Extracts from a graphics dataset

** START **

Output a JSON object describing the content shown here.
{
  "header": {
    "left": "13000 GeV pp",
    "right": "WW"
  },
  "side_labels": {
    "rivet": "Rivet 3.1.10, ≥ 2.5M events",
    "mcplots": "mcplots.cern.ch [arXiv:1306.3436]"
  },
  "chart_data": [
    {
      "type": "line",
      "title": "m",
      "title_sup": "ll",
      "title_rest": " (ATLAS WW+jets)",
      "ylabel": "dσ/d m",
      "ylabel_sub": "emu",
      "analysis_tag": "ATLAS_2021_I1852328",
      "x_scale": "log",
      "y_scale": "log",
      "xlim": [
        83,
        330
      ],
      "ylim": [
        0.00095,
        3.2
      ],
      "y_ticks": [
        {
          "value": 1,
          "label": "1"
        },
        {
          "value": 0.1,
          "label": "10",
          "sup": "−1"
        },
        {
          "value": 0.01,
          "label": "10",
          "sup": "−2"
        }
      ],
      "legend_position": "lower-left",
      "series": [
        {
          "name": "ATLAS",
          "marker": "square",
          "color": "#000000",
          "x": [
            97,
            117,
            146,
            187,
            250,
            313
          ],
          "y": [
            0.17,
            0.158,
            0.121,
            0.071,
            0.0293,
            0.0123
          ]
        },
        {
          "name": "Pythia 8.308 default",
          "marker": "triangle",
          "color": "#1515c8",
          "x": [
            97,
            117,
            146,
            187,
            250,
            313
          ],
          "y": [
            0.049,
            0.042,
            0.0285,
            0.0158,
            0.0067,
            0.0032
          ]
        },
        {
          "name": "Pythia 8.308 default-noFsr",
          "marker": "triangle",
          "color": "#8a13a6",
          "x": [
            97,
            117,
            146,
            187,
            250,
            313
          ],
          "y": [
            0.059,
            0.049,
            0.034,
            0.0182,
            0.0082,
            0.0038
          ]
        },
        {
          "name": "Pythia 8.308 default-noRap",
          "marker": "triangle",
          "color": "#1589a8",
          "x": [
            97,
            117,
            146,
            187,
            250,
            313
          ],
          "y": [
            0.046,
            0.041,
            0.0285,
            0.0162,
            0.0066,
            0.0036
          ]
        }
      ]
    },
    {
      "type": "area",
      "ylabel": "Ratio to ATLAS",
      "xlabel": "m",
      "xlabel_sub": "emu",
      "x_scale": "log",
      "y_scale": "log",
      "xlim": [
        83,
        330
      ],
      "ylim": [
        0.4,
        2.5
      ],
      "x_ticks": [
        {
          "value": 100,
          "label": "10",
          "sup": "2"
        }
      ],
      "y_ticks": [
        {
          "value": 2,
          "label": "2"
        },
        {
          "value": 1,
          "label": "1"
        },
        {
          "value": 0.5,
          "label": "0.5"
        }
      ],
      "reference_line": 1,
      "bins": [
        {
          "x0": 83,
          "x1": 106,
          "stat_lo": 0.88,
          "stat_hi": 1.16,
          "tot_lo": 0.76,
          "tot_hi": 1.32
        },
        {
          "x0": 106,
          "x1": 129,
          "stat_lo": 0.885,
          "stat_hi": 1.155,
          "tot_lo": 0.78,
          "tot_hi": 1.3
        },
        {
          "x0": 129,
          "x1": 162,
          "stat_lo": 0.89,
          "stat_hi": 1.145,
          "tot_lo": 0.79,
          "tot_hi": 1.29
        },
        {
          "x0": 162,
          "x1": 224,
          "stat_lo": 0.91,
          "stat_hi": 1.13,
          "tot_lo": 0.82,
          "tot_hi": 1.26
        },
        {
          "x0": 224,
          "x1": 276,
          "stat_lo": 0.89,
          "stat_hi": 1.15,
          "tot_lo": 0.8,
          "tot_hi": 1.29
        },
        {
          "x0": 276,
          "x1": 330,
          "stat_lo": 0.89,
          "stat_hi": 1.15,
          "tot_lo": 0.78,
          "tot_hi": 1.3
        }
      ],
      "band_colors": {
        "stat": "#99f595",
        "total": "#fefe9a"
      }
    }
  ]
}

** END **

● **TO DO**
Lines of the material that contain the word "name" are to be gathered.

● **THE REPLY**
          "name": "ATLAS",
          "name": "Pythia 8.308 default",
          "name": "Pythia 8.308 default-noFsr",
          "name": "Pythia 8.308 default-noRap",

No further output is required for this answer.